▶ Directions for this task:
Copy the data that follows exactly. Include no pictures.

[Stored data]
☆ ☆ ☆
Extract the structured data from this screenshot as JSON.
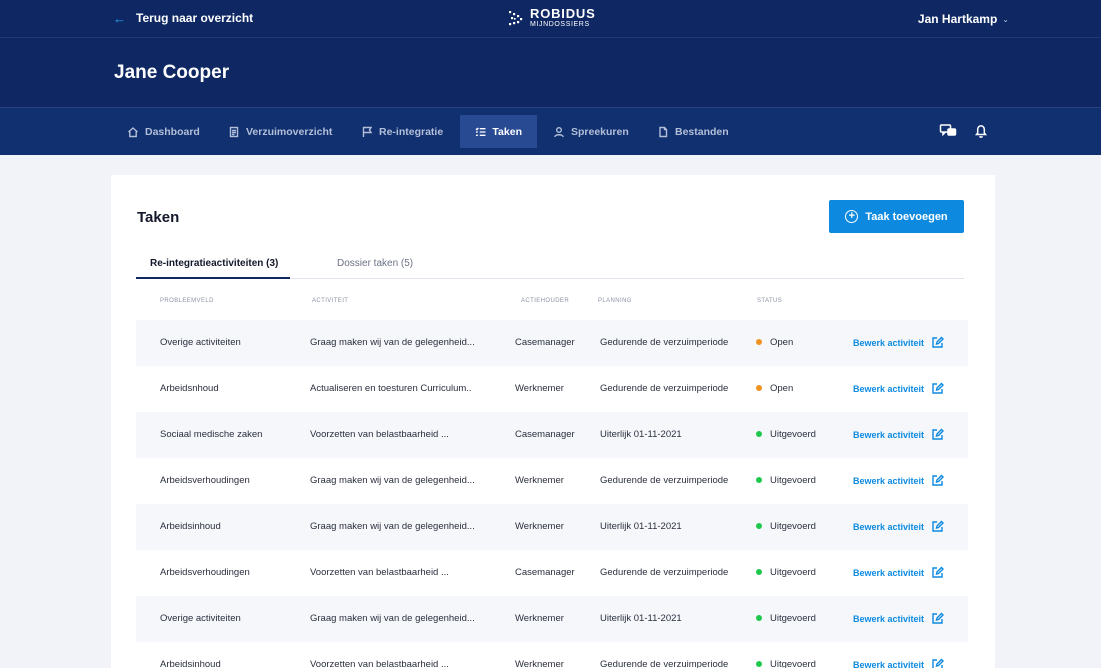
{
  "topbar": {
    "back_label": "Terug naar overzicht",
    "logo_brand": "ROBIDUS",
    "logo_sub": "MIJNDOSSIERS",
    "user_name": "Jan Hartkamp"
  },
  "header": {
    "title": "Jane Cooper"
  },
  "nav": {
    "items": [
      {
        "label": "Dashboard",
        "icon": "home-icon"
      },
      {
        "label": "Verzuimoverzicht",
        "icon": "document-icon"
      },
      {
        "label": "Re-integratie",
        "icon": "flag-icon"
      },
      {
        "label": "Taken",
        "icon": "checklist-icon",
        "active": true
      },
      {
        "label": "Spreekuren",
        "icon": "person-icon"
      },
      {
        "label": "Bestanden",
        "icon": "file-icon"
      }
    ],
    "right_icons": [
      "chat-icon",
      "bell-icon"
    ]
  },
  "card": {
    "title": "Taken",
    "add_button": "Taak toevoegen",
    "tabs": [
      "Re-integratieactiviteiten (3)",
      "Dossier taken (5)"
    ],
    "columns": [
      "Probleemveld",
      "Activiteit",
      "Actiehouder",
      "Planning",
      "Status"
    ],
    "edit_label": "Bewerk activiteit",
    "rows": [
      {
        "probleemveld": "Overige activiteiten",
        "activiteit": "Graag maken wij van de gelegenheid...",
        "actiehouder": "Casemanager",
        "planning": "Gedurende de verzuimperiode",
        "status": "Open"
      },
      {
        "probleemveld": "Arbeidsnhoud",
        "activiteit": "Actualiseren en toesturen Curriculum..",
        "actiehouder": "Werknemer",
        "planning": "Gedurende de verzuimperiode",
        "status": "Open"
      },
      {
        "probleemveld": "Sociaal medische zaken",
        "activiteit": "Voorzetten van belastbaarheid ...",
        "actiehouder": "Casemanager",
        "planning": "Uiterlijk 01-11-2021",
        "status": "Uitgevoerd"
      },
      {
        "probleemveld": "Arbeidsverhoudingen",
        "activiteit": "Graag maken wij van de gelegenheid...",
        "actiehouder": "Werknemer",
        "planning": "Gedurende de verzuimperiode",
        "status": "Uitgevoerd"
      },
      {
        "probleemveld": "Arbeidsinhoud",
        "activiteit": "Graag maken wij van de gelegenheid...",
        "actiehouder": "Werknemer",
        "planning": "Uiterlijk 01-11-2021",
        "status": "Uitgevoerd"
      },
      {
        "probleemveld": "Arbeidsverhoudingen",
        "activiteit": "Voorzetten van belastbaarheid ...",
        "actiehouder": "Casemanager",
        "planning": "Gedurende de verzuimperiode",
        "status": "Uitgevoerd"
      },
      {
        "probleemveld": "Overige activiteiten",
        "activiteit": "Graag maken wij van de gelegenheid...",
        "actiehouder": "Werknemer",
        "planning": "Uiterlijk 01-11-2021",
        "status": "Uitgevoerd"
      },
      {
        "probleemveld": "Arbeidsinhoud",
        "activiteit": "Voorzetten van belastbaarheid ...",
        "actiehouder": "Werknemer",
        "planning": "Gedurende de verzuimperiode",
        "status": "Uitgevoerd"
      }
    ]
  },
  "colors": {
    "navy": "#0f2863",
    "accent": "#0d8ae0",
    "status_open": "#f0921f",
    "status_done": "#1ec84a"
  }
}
☆ ☆ ☆
▶ Written solution:
Extract the structured data from this screenshot as JSON.
{
  "topbar": {
    "back_label": "Terug naar overzicht",
    "logo_brand": "ROBIDUS",
    "logo_sub": "MIJNDOSSIERS",
    "user_name": "Jan Hartkamp"
  },
  "header": {
    "title": "Jane Cooper"
  },
  "nav": {
    "items": [
      {
        "label": "Dashboard",
        "icon": "home-icon"
      },
      {
        "label": "Verzuimoverzicht",
        "icon": "document-icon"
      },
      {
        "label": "Re-integratie",
        "icon": "flag-icon"
      },
      {
        "label": "Taken",
        "icon": "checklist-icon",
        "active": true
      },
      {
        "label": "Spreekuren",
        "icon": "person-icon"
      },
      {
        "label": "Bestanden",
        "icon": "file-icon"
      }
    ],
    "right_icons": [
      "chat-icon",
      "bell-icon"
    ]
  },
  "card": {
    "title": "Taken",
    "add_button": "Taak toevoegen",
    "tabs": [
      "Re-integratieactiviteiten (3)",
      "Dossier taken (5)"
    ],
    "columns": [
      "Probleemveld",
      "Activiteit",
      "Actiehouder",
      "Planning",
      "Status"
    ],
    "edit_label": "Bewerk activiteit",
    "rows": [
      {
        "probleemveld": "Overige activiteiten",
        "activiteit": "Graag maken wij van de gelegenheid...",
        "actiehouder": "Casemanager",
        "planning": "Gedurende de verzuimperiode",
        "status": "Open"
      },
      {
        "probleemveld": "Arbeidsnhoud",
        "activiteit": "Actualiseren en toesturen Curriculum..",
        "actiehouder": "Werknemer",
        "planning": "Gedurende de verzuimperiode",
        "status": "Open"
      },
      {
        "probleemveld": "Sociaal medische zaken",
        "activiteit": "Voorzetten van belastbaarheid ...",
        "actiehouder": "Casemanager",
        "planning": "Uiterlijk 01-11-2021",
        "status": "Uitgevoerd"
      },
      {
        "probleemveld": "Arbeidsverhoudingen",
        "activiteit": "Graag maken wij van de gelegenheid...",
        "actiehouder": "Werknemer",
        "planning": "Gedurende de verzuimperiode",
        "status": "Uitgevoerd"
      },
      {
        "probleemveld": "Arbeidsinhoud",
        "activiteit": "Graag maken wij van de gelegenheid...",
        "actiehouder": "Werknemer",
        "planning": "Uiterlijk 01-11-2021",
        "status": "Uitgevoerd"
      },
      {
        "probleemveld": "Arbeidsverhoudingen",
        "activiteit": "Voorzetten van belastbaarheid ...",
        "actiehouder": "Casemanager",
        "planning": "Gedurende de verzuimperiode",
        "status": "Uitgevoerd"
      },
      {
        "probleemveld": "Overige activiteiten",
        "activiteit": "Graag maken wij van de gelegenheid...",
        "actiehouder": "Werknemer",
        "planning": "Uiterlijk 01-11-2021",
        "status": "Uitgevoerd"
      },
      {
        "probleemveld": "Arbeidsinhoud",
        "activiteit": "Voorzetten van belastbaarheid ...",
        "actiehouder": "Werknemer",
        "planning": "Gedurende de verzuimperiode",
        "status": "Uitgevoerd"
      }
    ]
  },
  "colors": {
    "navy": "#0f2863",
    "accent": "#0d8ae0",
    "status_open": "#f0921f",
    "status_done": "#1ec84a"
  }
}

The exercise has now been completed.